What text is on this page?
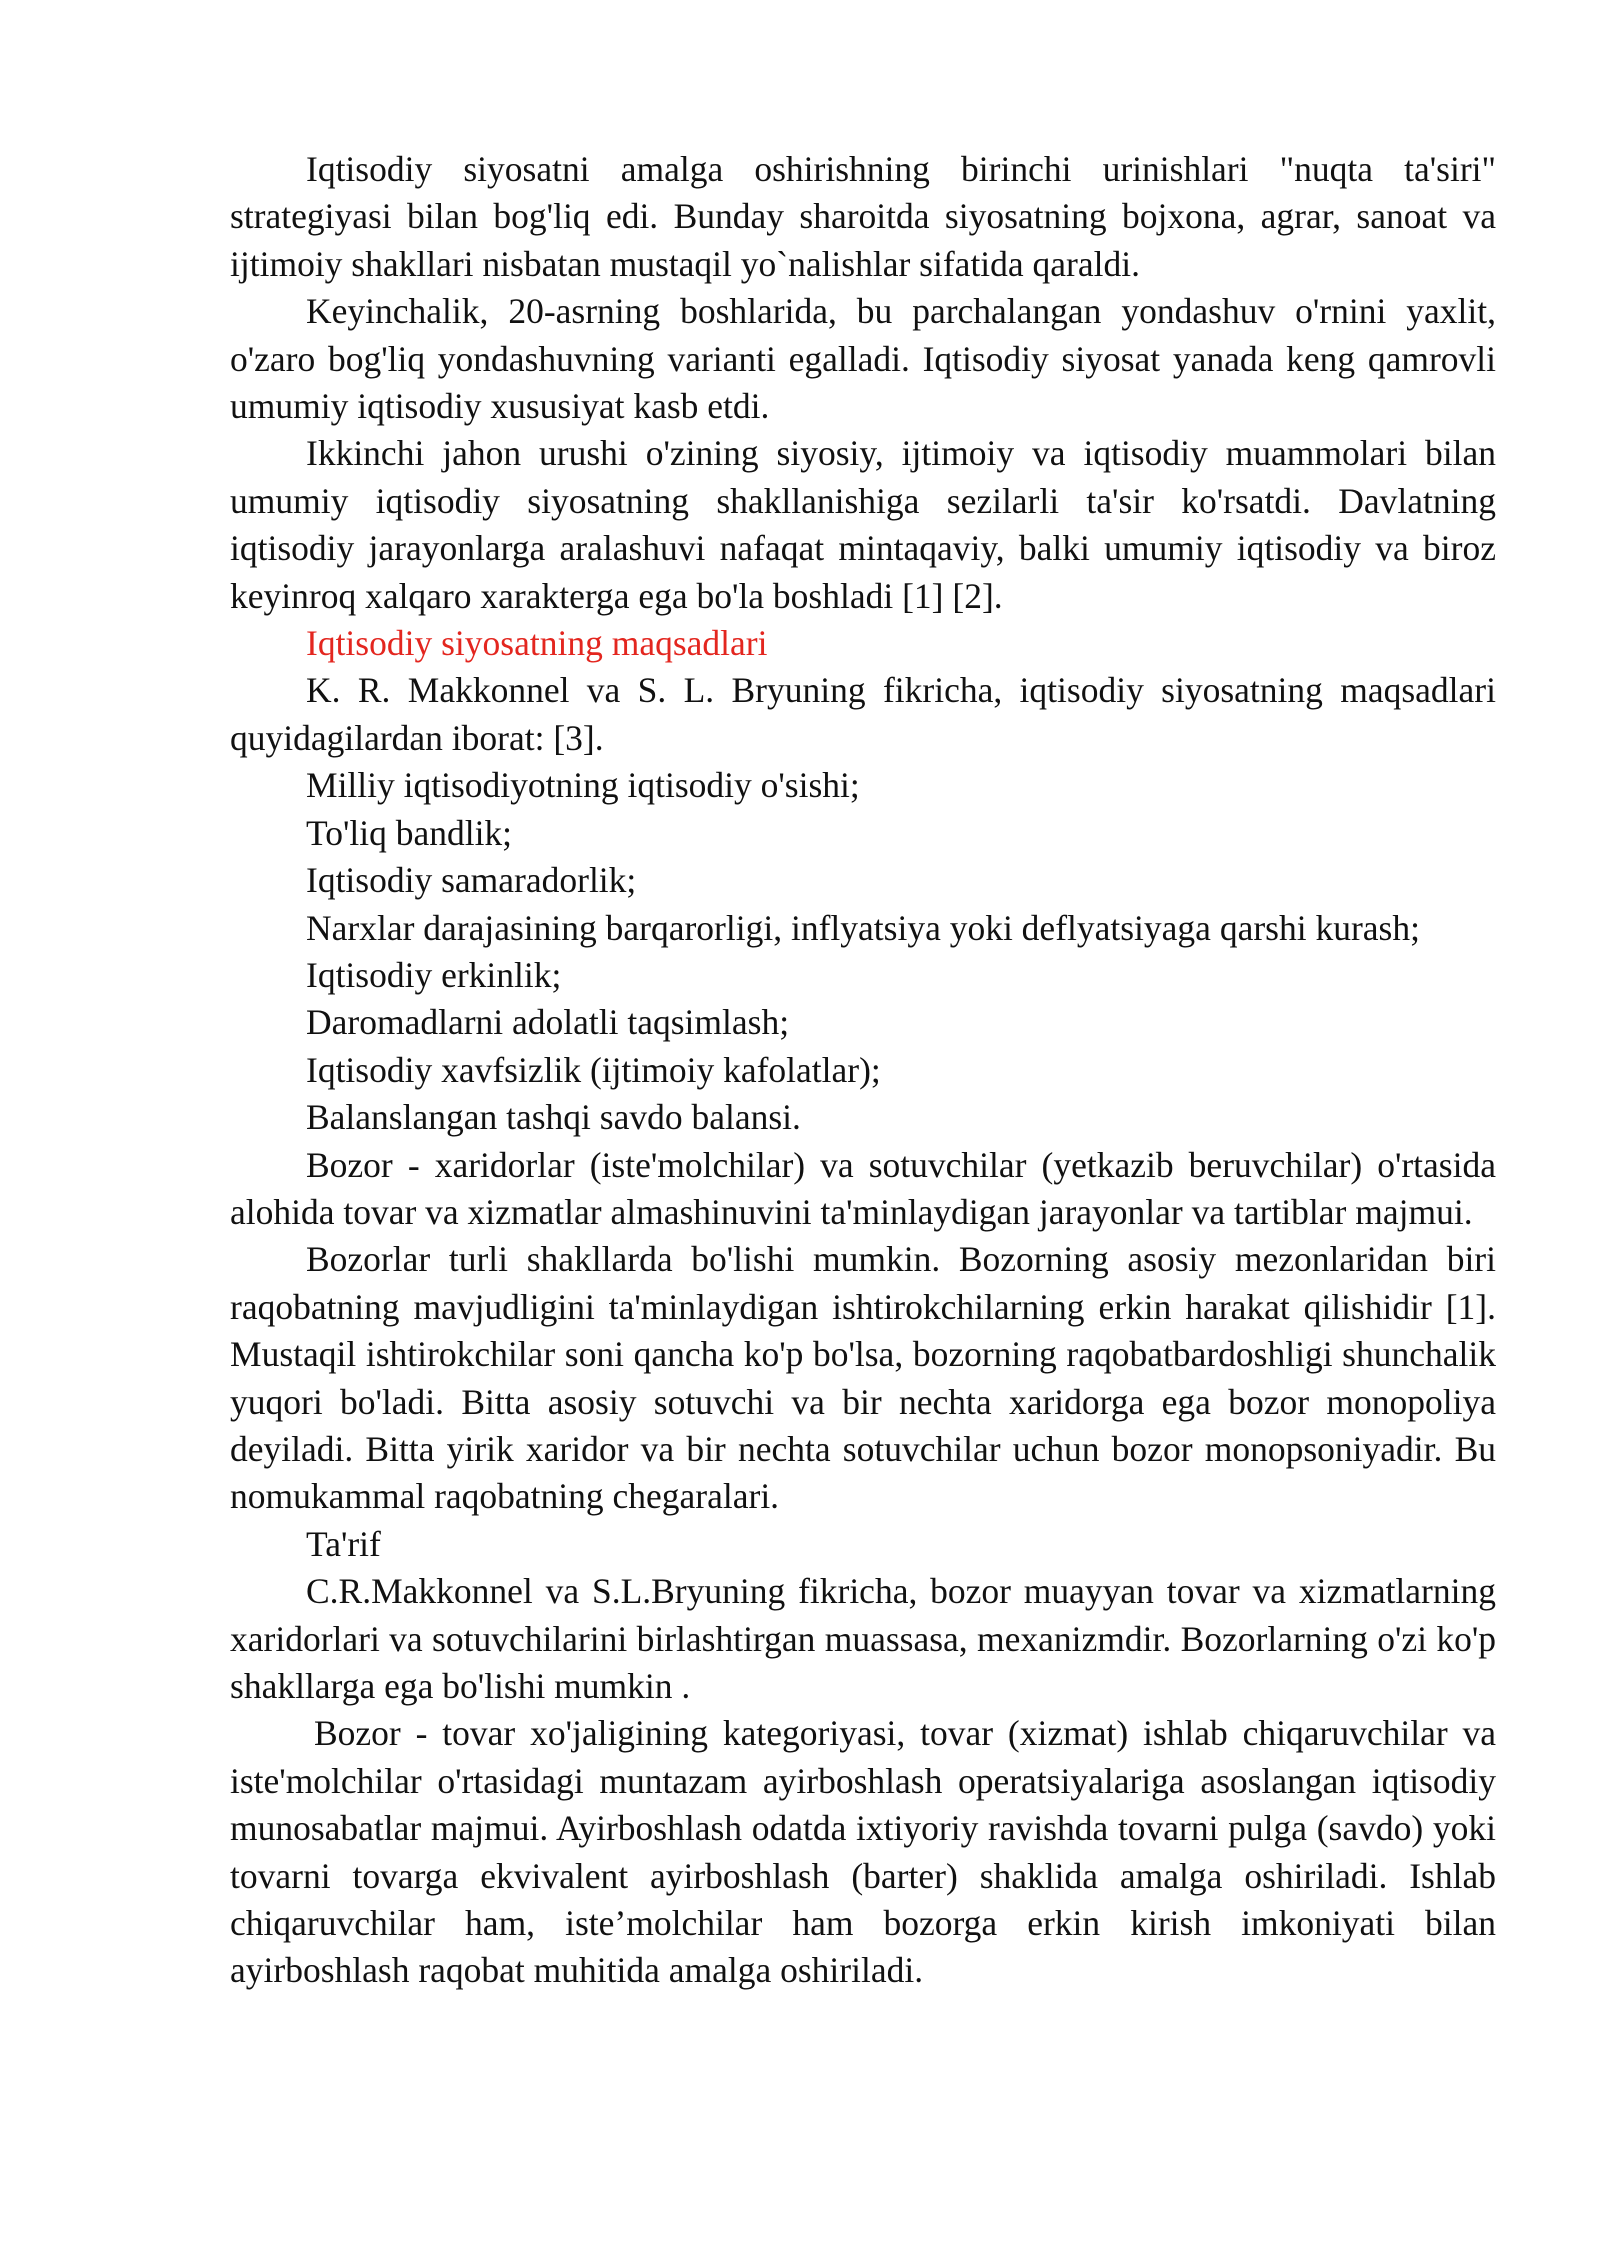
Iqtisodiy siyosatni amalga oshirishning birinchi urinishlari "nuqta ta'siri" strategiyasi bilan bog'liq edi. Bunday sharoitda siyosatning bojxona, agrar, sanoat va ijtimoiy shakllari nisbatan mustaqil yo`nalishlar sifatida qaraldi.

Keyinchalik, 20-asrning boshlarida, bu parchalangan yondashuv o'rnini yaxlit, o'zaro bog'liq yondashuvning varianti egalladi. Iqtisodiy siyosat yanada keng qamrovli umumiy iqtisodiy xususiyat kasb etdi.

Ikkinchi jahon urushi o'zining siyosiy, ijtimoiy va iqtisodiy muammolari bilan umumiy iqtisodiy siyosatning shakllanishiga sezilarli ta'sir ko'rsatdi. Davlatning iqtisodiy jarayonlarga aralashuvi nafaqat mintaqaviy, balki umumiy iqtisodiy va biroz keyinroq xalqaro xarakterga ega bo'la boshladi [1] [2].

Iqtisodiy siyosatning maqsadlari

K. R. Makkonnel va S. L. Bryuning fikricha, iqtisodiy siyosatning maqsadlari quyidagilardan iborat: [3].

Milliy iqtisodiyotning iqtisodiy o'sishi;
To'liq bandlik;
Iqtisodiy samaradorlik;
Narxlar darajasining barqarorligi, inflyatsiya yoki deflyatsiyaga qarshi kurash;
Iqtisodiy erkinlik;
Daromadlarni adolatli taqsimlash;
Iqtisodiy xavfsizlik (ijtimoiy kafolatlar);
Balanslangan tashqi savdo balansi.

Bozor - xaridorlar (iste'molchilar) va sotuvchilar (yetkazib beruvchilar) o'rtasida alohida tovar va xizmatlar almashinuvini ta'minlaydigan jarayonlar va tartiblar majmui.

Bozorlar turli shakllarda bo'lishi mumkin. Bozorning asosiy mezonlaridan biri raqobatning mavjudligini ta'minlaydigan ishtirokchilarning erkin harakat qilishidir [1]. Mustaqil ishtirokchilar soni qancha ko'p bo'lsa, bozorning raqobatbardoshligi shunchalik yuqori bo'ladi. Bitta asosiy sotuvchi va bir nechta xaridorga ega bozor monopoliya deyiladi. Bitta yirik xaridor va bir nechta sotuvchilar uchun bozor monopsoniyadir. Bu nomukammal raqobatning chegaralari.

Ta'rif

C.R.Makkonnel va S.L.Bryuning fikricha, bozor muayyan tovar va xizmatlarning xaridorlari va sotuvchilarini birlashtirgan muassasa, mexanizmdir. Bozorlarning o'zi ko'p shakllarga ega bo'lishi mumkin .

Bozor - tovar xo'jaligining kategoriyasi, tovar (xizmat) ishlab chiqaruvchilar va iste'molchilar o'rtasidagi muntazam ayirboshlash operatsiyalariga asoslangan iqtisodiy munosabatlar majmui. Ayirboshlash odatda ixtiyoriy ravishda tovarni pulga (savdo) yoki tovarni tovarga ekvivalent ayirboshlash (barter) shaklida amalga oshiriladi. Ishlab chiqaruvchilar ham, iste’molchilar ham bozorga erkin kirish imkoniyati bilan ayirboshlash raqobat muhitida amalga oshiriladi.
===
**Task statement**
Nothing but the pictures may be dropped; output the records above exactly.

**Output of the task**
What text is on this page?
Iqtisodiy siyosatni amalga oshirishning birinchi urinishlari "nuqta ta'siri" strategiyasi bilan bog'liq edi. Bunday sharoitda siyosatning bojxona, agrar, sanoat va ijtimoiy shakllari nisbatan mustaqil yo`nalishlar sifatida qaraldi.

Keyinchalik, 20-asrning boshlarida, bu parchalangan yondashuv o'rnini yaxlit, o'zaro bog'liq yondashuvning varianti egalladi. Iqtisodiy siyosat yanada keng qamrovli umumiy iqtisodiy xususiyat kasb etdi.

Ikkinchi jahon urushi o'zining siyosiy, ijtimoiy va iqtisodiy muammolari bilan umumiy iqtisodiy siyosatning shakllanishiga sezilarli ta'sir ko'rsatdi. Davlatning iqtisodiy jarayonlarga aralashuvi nafaqat mintaqaviy, balki umumiy iqtisodiy va biroz keyinroq xalqaro xarakterga ega bo'la boshladi [1] [2].

Iqtisodiy siyosatning maqsadlari

K. R. Makkonnel va S. L. Bryuning fikricha, iqtisodiy siyosatning maqsadlari quyidagilardan iborat: [3].

Milliy iqtisodiyotning iqtisodiy o'sishi;
To'liq bandlik;
Iqtisodiy samaradorlik;
Narxlar darajasining barqarorligi, inflyatsiya yoki deflyatsiyaga qarshi kurash;
Iqtisodiy erkinlik;
Daromadlarni adolatli taqsimlash;
Iqtisodiy xavfsizlik (ijtimoiy kafolatlar);
Balanslangan tashqi savdo balansi.

Bozor - xaridorlar (iste'molchilar) va sotuvchilar (yetkazib beruvchilar) o'rtasida alohida tovar va xizmatlar almashinuvini ta'minlaydigan jarayonlar va tartiblar majmui.

Bozorlar turli shakllarda bo'lishi mumkin. Bozorning asosiy mezonlaridan biri raqobatning mavjudligini ta'minlaydigan ishtirokchilarning erkin harakat qilishidir [1]. Mustaqil ishtirokchilar soni qancha ko'p bo'lsa, bozorning raqobatbardoshligi shunchalik yuqori bo'ladi. Bitta asosiy sotuvchi va bir nechta xaridorga ega bozor monopoliya deyiladi. Bitta yirik xaridor va bir nechta sotuvchilar uchun bozor monopsoniyadir. Bu nomukammal raqobatning chegaralari.

Ta'rif

C.R.Makkonnel va S.L.Bryuning fikricha, bozor muayyan tovar va xizmatlarning xaridorlari va sotuvchilarini birlashtirgan muassasa, mexanizmdir. Bozorlarning o'zi ko'p shakllarga ega bo'lishi mumkin .

Bozor - tovar xo'jaligining kategoriyasi, tovar (xizmat) ishlab chiqaruvchilar va iste'molchilar o'rtasidagi muntazam ayirboshlash operatsiyalariga asoslangan iqtisodiy munosabatlar majmui. Ayirboshlash odatda ixtiyoriy ravishda tovarni pulga (savdo) yoki tovarni tovarga ekvivalent ayirboshlash (barter) shaklida amalga oshiriladi. Ishlab chiqaruvchilar ham, iste’molchilar ham bozorga erkin kirish imkoniyati bilan ayirboshlash raqobat muhitida amalga oshiriladi.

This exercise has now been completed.